§ Required task
Give the number of lines containing the word "title", and nothing else.
--- begin Material supplied ---
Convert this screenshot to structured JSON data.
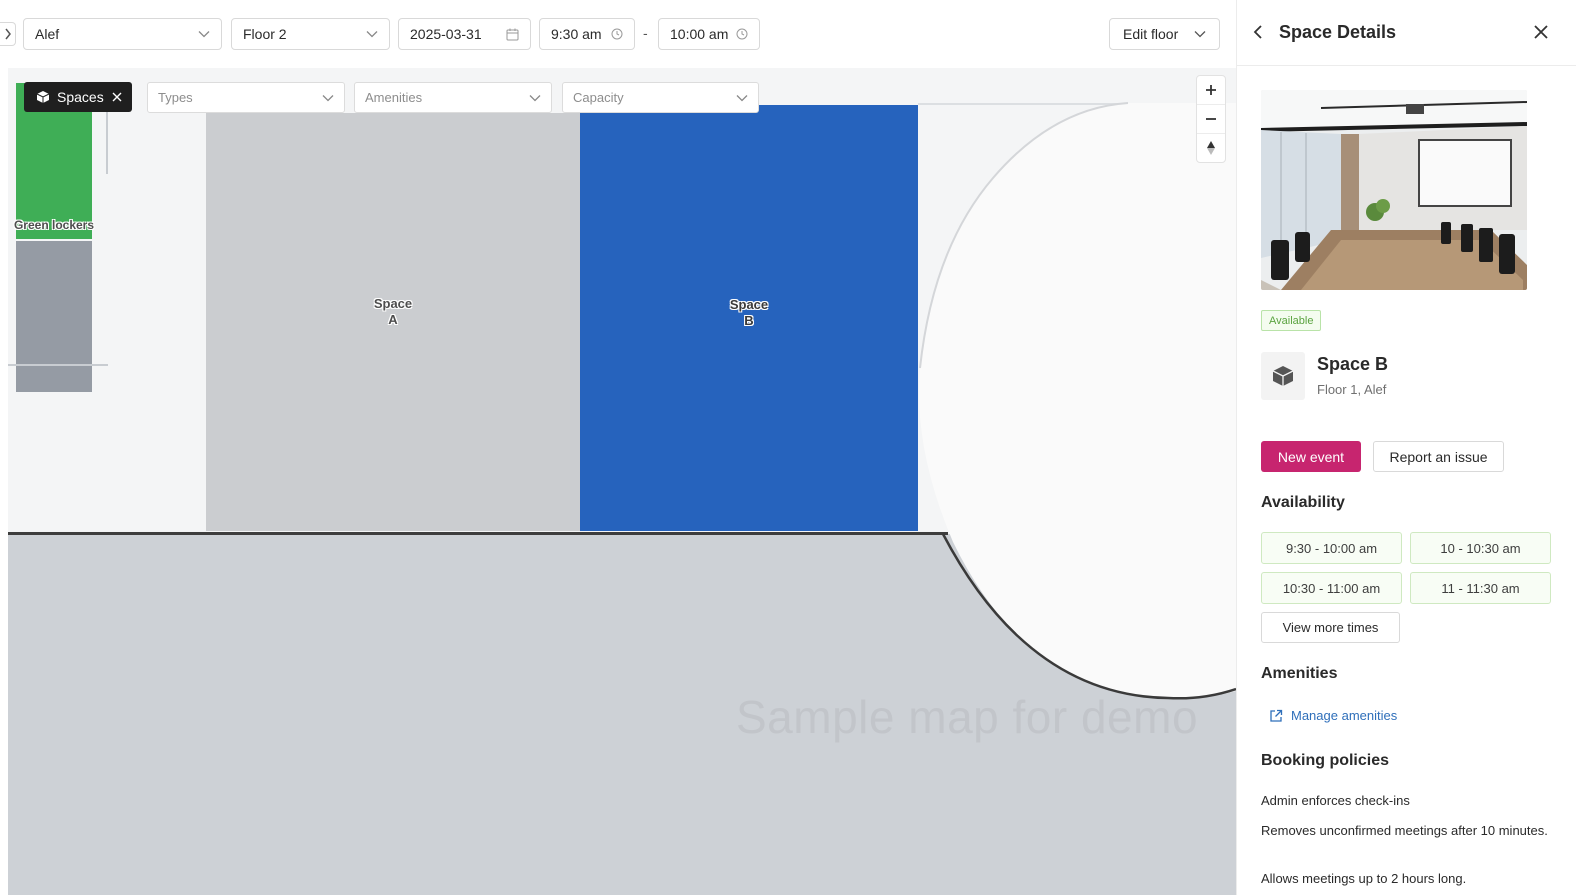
{
  "toolbar": {
    "building": "Alef",
    "floor": "Floor 2",
    "date": "2025-03-31",
    "start_time": "9:30 am",
    "separator": "-",
    "end_time": "10:00 am",
    "edit_floor": "Edit floor"
  },
  "filters": {
    "chip_label": "Spaces",
    "types": "Types",
    "amenities": "Amenities",
    "capacity": "Capacity"
  },
  "map": {
    "green_lockers": "Green lockers",
    "space_a": "Space\nA",
    "space_b": "Space\nB",
    "watermark": "Sample map for demo",
    "zoom_in": "+",
    "zoom_out": "−"
  },
  "panel": {
    "title": "Space Details",
    "status": "Available",
    "space_name": "Space B",
    "space_location": "Floor 1, Alef",
    "new_event": "New event",
    "report_issue": "Report an issue",
    "availability_heading": "Availability",
    "slots": [
      "9:30 - 10:00 am",
      "10 - 10:30 am",
      "10:30 - 11:00 am",
      "11 - 11:30 am"
    ],
    "view_more": "View more times",
    "amenities_heading": "Amenities",
    "manage_amenities": "Manage amenities",
    "policies_heading": "Booking policies",
    "policies": [
      "Admin enforces check-ins",
      "Removes unconfirmed meetings after 10 minutes.",
      "Allows meetings up to 2 hours long."
    ]
  },
  "colors": {
    "accent": "#c7256f",
    "space_b_fill": "#2663bd",
    "lockers_green": "#3fae56",
    "available_green": "#5aa33f",
    "link_blue": "#2f6fba"
  },
  "icons": {
    "expand": "chevron-right-icon",
    "dropdown": "chevron-down-icon",
    "calendar": "calendar-icon",
    "clock": "clock-icon",
    "cube": "cube-icon",
    "back": "chevron-left-icon",
    "close": "close-icon",
    "external": "external-link-icon",
    "compass": "compass-icon"
  }
}
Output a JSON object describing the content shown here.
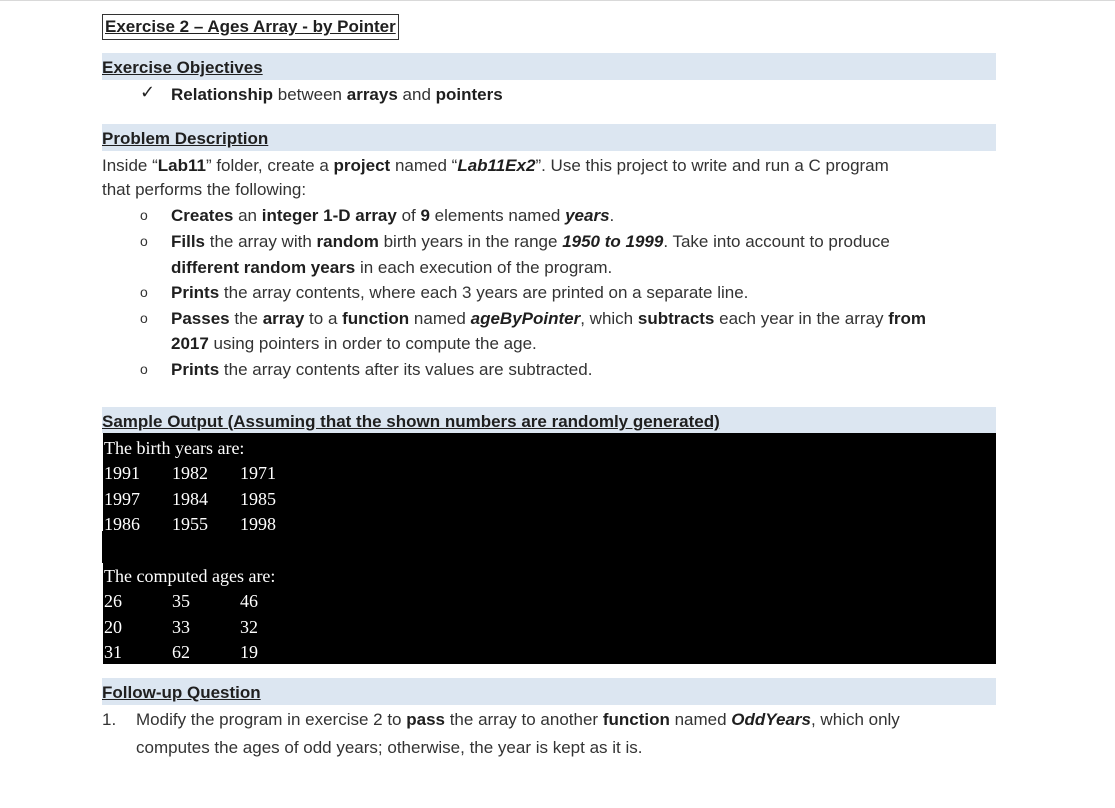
{
  "title": "Exercise 2 – Ages Array - by Pointer",
  "objectives": {
    "heading": "Exercise Objectives",
    "check": "✓",
    "item": {
      "p1": "Relationship",
      "p2": " between ",
      "p3": "arrays",
      "p4": " and ",
      "p5": "pointers"
    }
  },
  "problem": {
    "heading": "Problem Description",
    "intro1": {
      "p1": "Inside “",
      "p2": "Lab11",
      "p3": "” folder, create a ",
      "p4": "project",
      "p5": " named “",
      "p6": "Lab11Ex2",
      "p7": "”. Use this project to write and run a C program"
    },
    "intro2": "that performs the following:",
    "bullet": "o",
    "b1": {
      "p1": "Creates",
      "p2": " an ",
      "p3": "integer 1-D array",
      "p4": " of ",
      "p5": "9",
      "p6": " elements named ",
      "p7": "years",
      "p8": "."
    },
    "b2a": {
      "p1": "Fills",
      "p2": " the array with ",
      "p3": "random",
      "p4": " birth years in the range ",
      "p5": "1950 to 1999",
      "p6": ". Take into account to produce"
    },
    "b2b": {
      "p1": "different random years",
      "p2": " in each execution of the program."
    },
    "b3": {
      "p1": "Prints",
      "p2": " the array contents, where each 3 years are printed on a separate line."
    },
    "b4a": {
      "p1": "Passes",
      "p2": " the ",
      "p3": "array",
      "p4": " to a ",
      "p5": "function",
      "p6": " named ",
      "p7": "ageByPointer",
      "p8": ", which ",
      "p9": "subtracts",
      "p10": " each year in the array ",
      "p11": "from"
    },
    "b4b": {
      "p1": "2017",
      "p2": " using pointers in order to compute the age."
    },
    "b5": {
      "p1": "Prints",
      "p2": " the array contents after its values are subtracted."
    }
  },
  "sample": {
    "heading": "Sample Output (Assuming that the shown numbers are randomly generated)",
    "birth_label": "The birth years are:",
    "birth_rows": [
      [
        "1991",
        "1982",
        "1971"
      ],
      [
        "1997",
        "1984",
        "1985"
      ],
      [
        "1986",
        "1955",
        "1998"
      ]
    ],
    "ages_label": "The computed ages are:",
    "age_rows": [
      [
        "26",
        "35",
        "46"
      ],
      [
        "20",
        "33",
        "32"
      ],
      [
        "31",
        "62",
        "19"
      ]
    ]
  },
  "followup": {
    "heading": "Follow-up Question",
    "number": "1.",
    "q1": {
      "p1": "Modify the program in exercise 2 to ",
      "p2": "pass",
      "p3": " the array to another ",
      "p4": "function",
      "p5": " named ",
      "p6": "OddYears",
      "p7": ", which only"
    },
    "q2": "computes the ages of odd years; otherwise, the year is kept as it is."
  }
}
--- end Material supplied ---
§ Task response
2